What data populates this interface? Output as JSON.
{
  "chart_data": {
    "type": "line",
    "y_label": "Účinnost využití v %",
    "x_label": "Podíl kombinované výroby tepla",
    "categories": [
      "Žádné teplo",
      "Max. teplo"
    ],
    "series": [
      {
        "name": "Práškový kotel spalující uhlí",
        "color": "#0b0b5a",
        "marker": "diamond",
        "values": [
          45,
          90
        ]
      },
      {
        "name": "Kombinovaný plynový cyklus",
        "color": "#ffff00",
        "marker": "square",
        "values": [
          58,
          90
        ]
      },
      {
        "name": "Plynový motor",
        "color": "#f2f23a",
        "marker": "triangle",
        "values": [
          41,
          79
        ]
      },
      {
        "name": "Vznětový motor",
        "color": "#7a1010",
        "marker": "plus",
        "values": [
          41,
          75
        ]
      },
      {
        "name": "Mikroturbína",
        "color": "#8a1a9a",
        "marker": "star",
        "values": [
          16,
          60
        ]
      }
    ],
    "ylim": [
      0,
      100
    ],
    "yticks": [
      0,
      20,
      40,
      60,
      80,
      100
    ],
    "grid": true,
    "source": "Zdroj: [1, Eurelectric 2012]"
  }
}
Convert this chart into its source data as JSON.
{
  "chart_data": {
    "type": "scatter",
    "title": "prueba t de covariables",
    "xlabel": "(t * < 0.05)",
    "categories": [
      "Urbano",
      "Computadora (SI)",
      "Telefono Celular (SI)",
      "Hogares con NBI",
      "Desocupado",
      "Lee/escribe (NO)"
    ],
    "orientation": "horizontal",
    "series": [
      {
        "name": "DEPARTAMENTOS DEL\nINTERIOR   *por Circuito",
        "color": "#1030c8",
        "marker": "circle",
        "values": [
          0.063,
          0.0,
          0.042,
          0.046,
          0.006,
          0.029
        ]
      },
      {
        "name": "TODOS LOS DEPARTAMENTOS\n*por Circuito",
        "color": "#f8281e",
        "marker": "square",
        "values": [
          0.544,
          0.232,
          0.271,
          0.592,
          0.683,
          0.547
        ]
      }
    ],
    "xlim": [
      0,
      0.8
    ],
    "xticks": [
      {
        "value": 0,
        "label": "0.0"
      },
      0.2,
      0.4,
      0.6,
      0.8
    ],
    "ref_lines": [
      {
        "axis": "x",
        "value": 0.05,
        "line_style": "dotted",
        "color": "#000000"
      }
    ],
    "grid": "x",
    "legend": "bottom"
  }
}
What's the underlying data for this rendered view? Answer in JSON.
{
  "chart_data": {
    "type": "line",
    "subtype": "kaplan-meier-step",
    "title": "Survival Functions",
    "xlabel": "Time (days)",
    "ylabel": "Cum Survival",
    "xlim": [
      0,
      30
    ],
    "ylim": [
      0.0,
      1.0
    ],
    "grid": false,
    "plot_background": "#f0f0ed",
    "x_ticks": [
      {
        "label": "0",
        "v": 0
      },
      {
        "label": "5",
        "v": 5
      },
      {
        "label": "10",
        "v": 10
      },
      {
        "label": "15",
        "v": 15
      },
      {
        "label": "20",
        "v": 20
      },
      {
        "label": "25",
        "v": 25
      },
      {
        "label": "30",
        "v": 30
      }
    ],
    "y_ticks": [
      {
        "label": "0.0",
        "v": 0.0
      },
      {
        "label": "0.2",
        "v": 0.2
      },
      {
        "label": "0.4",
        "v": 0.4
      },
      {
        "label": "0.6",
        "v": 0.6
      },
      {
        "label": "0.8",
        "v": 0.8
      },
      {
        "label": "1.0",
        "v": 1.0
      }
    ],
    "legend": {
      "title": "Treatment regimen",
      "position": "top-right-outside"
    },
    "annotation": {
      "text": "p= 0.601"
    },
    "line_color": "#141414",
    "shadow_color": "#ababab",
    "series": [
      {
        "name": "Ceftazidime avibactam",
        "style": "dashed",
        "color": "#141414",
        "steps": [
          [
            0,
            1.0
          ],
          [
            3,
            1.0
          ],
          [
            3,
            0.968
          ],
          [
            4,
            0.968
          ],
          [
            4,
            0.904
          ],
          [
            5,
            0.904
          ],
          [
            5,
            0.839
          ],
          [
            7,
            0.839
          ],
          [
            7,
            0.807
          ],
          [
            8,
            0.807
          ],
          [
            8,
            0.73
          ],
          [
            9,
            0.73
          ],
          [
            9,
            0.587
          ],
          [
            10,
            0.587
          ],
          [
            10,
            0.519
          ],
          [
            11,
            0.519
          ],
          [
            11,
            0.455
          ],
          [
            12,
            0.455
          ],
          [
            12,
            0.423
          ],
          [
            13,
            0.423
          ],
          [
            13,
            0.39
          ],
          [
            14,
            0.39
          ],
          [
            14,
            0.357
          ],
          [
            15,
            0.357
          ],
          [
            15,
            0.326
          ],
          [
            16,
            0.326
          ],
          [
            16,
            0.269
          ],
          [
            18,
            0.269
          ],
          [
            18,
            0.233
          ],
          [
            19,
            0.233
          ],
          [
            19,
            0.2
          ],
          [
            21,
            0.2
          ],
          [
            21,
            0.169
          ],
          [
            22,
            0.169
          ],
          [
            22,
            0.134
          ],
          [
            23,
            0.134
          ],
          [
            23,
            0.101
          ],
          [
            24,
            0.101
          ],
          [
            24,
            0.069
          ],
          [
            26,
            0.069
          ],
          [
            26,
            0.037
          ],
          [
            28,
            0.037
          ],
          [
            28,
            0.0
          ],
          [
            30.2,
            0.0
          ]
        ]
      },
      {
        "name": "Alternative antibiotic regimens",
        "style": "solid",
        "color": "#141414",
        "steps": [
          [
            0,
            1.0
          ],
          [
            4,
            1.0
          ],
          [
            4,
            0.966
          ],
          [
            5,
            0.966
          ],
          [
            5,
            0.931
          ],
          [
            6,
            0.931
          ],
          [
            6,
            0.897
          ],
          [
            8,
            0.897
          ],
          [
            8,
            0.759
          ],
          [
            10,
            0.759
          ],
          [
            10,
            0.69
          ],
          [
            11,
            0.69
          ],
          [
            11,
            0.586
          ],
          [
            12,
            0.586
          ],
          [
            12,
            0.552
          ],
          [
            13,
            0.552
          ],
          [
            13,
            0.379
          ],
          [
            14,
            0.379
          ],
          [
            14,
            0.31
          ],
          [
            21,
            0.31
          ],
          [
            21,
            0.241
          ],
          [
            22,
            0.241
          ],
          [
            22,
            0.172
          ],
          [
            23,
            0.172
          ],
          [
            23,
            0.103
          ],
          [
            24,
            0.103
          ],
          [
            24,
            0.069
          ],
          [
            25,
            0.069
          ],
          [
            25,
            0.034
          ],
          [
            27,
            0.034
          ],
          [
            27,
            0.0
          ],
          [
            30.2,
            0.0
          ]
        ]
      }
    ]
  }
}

- **WORK TO DO**
Scan the listing above for the word "this" and show each line where it is found.

- **THE ANSWER**
What data populates this interface? Output as JSON.
Convert this chart into its source data as JSON.
What's the underlying data for this rendered view? Answer in JSON.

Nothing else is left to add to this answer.